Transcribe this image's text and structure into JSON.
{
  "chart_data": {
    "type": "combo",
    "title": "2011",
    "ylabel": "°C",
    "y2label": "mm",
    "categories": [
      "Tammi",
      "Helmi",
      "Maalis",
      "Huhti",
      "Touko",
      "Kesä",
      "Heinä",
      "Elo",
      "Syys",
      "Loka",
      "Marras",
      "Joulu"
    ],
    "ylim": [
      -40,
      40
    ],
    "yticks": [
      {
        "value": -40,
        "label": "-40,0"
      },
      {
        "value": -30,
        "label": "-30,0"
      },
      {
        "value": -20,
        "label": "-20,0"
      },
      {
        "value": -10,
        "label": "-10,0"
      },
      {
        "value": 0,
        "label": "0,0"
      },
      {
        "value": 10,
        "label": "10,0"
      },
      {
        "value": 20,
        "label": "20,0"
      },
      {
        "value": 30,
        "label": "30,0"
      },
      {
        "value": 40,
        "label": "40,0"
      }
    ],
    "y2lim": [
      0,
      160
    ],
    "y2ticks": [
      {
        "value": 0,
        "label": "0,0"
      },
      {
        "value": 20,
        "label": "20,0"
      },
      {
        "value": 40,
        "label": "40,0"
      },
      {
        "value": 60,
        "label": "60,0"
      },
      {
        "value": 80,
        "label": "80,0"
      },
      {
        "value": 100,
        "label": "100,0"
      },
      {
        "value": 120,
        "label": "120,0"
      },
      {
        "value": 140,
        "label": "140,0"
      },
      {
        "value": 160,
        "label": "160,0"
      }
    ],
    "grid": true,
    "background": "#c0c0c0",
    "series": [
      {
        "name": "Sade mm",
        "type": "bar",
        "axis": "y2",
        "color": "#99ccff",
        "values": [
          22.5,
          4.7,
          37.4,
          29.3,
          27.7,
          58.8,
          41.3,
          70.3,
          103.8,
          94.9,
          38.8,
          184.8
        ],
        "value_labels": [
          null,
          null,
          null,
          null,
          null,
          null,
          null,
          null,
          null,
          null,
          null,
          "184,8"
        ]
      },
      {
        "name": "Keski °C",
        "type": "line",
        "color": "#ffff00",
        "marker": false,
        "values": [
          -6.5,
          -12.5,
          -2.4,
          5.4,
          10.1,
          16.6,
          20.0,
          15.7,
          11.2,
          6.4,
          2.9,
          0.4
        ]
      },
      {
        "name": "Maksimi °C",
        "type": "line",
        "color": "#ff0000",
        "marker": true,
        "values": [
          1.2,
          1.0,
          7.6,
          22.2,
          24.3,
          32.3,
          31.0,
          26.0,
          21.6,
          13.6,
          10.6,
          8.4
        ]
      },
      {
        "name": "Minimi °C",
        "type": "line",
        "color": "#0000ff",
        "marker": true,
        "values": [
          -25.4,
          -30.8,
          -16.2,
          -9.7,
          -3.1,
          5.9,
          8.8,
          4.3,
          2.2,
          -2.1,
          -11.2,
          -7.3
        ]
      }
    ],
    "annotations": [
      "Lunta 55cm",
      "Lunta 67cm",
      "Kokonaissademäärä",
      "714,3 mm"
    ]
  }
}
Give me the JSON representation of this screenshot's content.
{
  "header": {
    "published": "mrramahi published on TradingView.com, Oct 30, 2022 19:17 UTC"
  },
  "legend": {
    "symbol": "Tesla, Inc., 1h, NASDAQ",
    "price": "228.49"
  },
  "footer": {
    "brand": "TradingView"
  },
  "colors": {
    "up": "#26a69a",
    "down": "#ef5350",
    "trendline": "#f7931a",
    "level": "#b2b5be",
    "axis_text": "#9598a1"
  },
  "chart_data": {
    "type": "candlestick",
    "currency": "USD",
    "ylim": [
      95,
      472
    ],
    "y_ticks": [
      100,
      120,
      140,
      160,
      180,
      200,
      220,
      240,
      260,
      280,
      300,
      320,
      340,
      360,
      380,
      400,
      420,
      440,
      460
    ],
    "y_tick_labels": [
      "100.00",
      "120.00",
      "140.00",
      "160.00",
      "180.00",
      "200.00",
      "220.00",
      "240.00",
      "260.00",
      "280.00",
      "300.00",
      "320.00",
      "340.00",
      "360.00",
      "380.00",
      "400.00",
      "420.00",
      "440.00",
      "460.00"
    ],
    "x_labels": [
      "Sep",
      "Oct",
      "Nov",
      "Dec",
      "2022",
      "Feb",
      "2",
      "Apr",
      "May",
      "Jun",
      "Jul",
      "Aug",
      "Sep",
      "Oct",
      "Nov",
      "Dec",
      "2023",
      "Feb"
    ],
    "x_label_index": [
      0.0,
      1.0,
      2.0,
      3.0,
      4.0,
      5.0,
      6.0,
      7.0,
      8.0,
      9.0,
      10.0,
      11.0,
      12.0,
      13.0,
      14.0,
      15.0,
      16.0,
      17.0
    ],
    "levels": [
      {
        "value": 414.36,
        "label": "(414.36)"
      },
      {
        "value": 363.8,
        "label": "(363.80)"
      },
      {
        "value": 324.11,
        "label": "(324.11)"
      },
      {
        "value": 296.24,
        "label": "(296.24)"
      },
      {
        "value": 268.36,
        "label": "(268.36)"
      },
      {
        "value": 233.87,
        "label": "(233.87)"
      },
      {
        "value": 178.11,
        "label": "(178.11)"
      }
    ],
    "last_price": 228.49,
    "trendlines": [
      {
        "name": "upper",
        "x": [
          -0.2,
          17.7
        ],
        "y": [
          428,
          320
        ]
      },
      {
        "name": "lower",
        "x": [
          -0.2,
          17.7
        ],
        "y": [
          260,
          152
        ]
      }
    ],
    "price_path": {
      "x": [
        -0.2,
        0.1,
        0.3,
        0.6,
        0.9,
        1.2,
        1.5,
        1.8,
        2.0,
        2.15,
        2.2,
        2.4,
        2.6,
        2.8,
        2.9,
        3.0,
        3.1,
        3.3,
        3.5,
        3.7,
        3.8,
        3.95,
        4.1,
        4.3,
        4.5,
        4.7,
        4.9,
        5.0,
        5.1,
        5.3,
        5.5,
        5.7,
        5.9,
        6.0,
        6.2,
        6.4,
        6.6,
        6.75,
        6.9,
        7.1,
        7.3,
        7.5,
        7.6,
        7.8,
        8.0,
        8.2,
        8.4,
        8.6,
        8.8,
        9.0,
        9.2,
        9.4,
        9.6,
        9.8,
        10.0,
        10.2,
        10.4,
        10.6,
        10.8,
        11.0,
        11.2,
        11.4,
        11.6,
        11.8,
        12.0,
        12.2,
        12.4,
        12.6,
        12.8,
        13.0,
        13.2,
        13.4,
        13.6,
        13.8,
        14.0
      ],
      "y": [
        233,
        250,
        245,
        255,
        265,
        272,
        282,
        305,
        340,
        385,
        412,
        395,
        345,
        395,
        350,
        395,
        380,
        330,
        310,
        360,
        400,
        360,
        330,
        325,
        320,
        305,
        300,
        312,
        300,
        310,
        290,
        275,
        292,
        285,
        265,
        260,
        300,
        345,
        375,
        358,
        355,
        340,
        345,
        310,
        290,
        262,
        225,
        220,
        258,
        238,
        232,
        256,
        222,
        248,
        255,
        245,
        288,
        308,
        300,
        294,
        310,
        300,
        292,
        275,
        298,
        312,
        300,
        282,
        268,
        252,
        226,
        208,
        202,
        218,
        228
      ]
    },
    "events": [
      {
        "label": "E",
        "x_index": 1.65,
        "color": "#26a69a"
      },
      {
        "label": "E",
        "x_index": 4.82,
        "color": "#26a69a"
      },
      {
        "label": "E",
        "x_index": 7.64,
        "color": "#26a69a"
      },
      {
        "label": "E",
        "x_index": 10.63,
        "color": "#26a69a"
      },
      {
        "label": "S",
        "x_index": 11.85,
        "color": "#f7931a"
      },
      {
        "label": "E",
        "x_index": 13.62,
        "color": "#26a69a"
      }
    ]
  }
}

- - -

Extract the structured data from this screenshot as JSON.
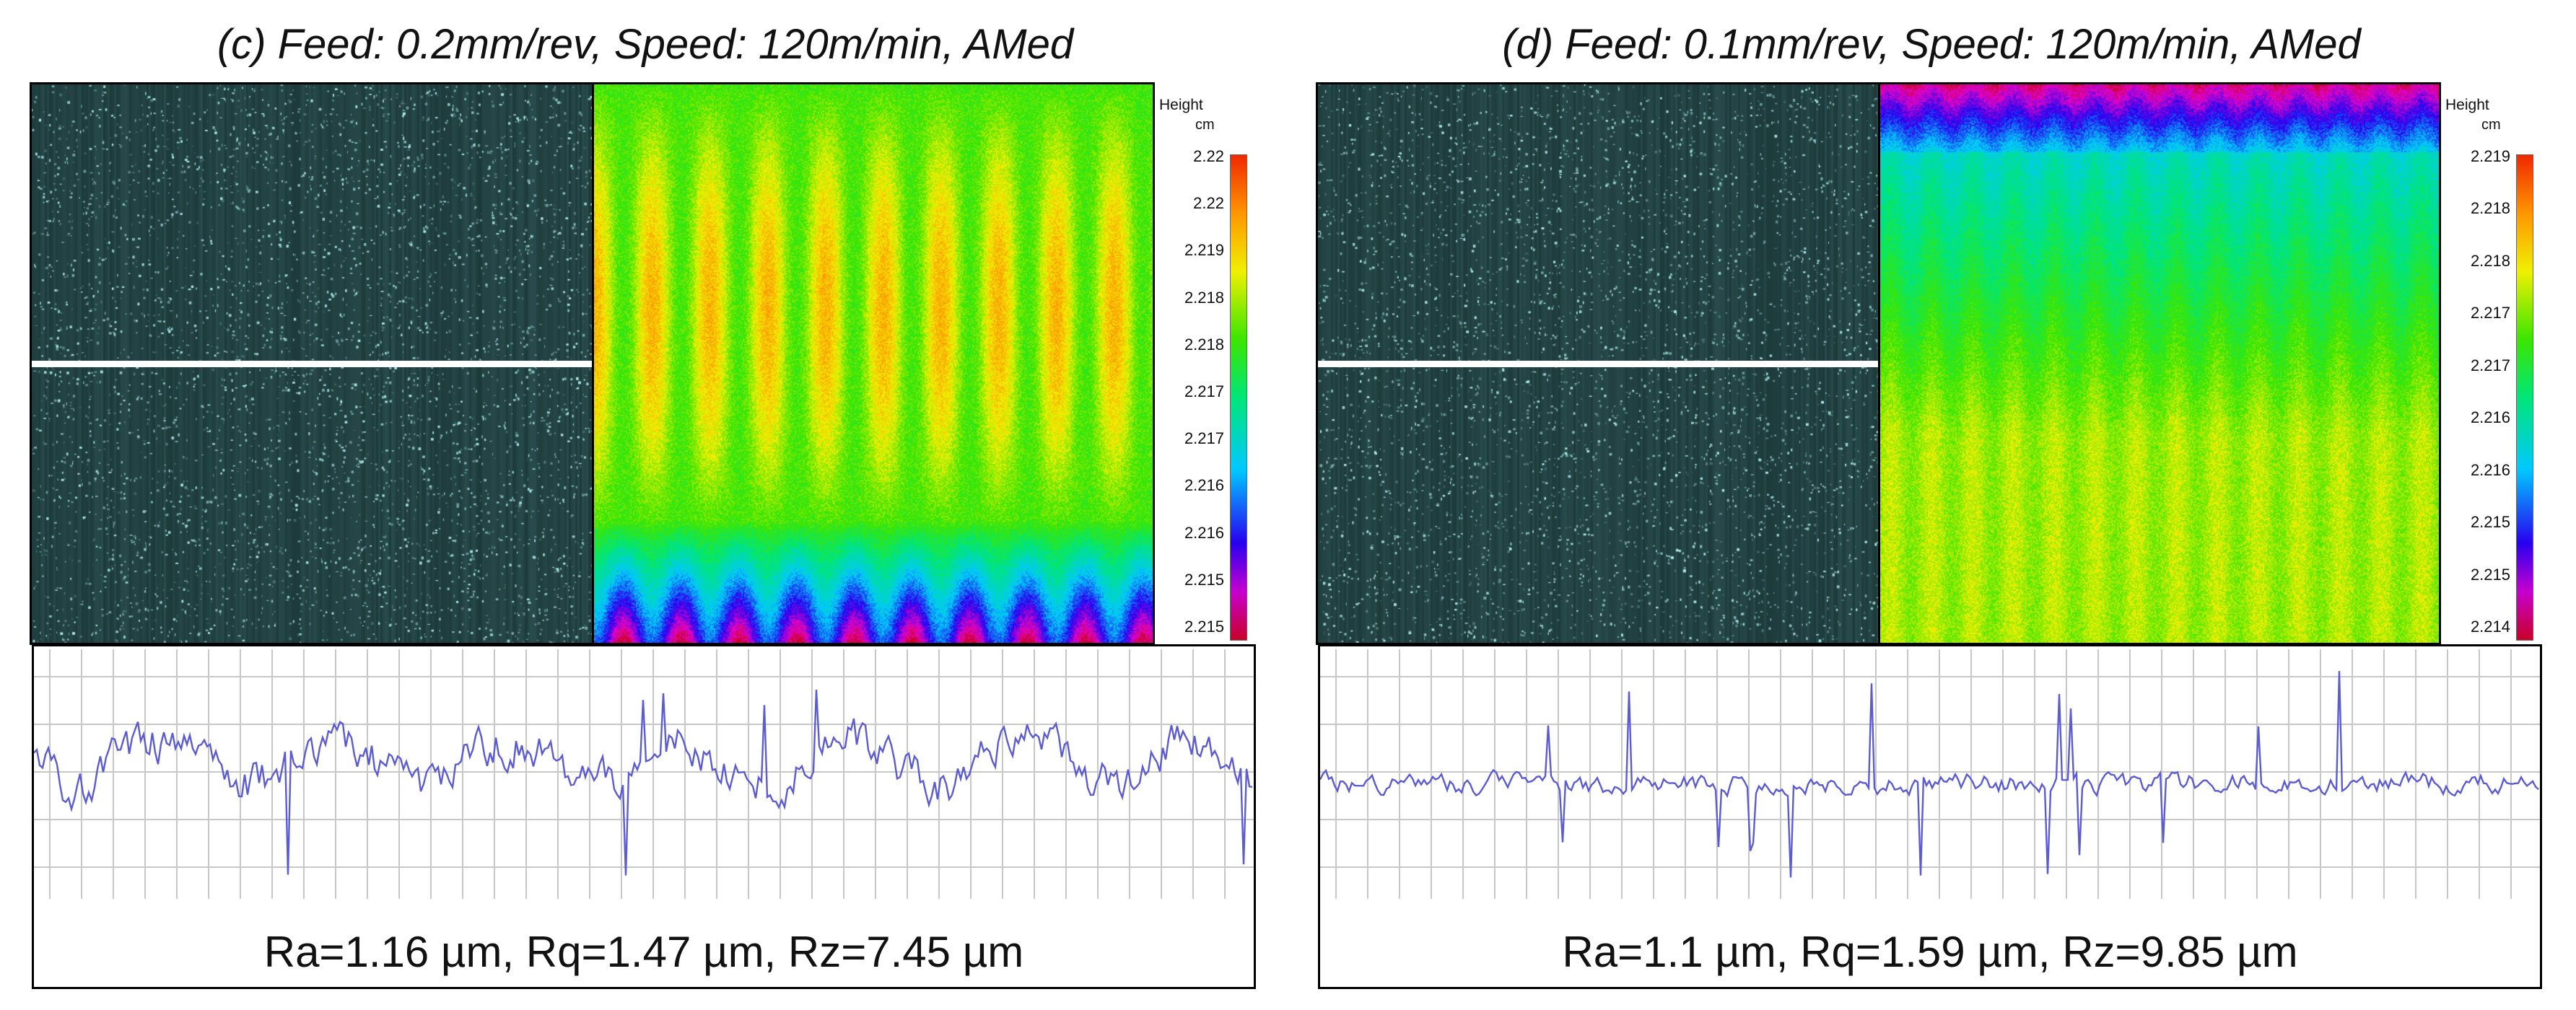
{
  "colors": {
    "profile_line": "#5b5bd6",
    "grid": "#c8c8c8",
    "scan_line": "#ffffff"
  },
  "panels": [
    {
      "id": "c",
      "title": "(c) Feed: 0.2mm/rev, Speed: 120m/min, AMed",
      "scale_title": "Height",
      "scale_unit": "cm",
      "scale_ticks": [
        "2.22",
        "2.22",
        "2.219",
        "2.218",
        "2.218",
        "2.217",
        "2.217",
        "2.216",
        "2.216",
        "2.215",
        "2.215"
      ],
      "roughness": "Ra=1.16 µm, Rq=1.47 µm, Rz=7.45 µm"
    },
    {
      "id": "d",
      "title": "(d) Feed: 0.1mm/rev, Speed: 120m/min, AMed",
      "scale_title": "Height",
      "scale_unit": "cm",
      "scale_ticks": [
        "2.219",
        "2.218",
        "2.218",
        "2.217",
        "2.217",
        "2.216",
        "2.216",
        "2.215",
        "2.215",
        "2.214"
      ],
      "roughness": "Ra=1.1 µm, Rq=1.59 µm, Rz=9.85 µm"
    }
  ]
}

- - -

§ Your task: From the data above, copy out every line with the string "Feed" in it.

§ Completed exercise:
      "title": "(c) Feed: 0.2mm/rev, Speed: 120m/min, AMed",
      "title": "(d) Feed: 0.1mm/rev, Speed: 120m/min, AMed",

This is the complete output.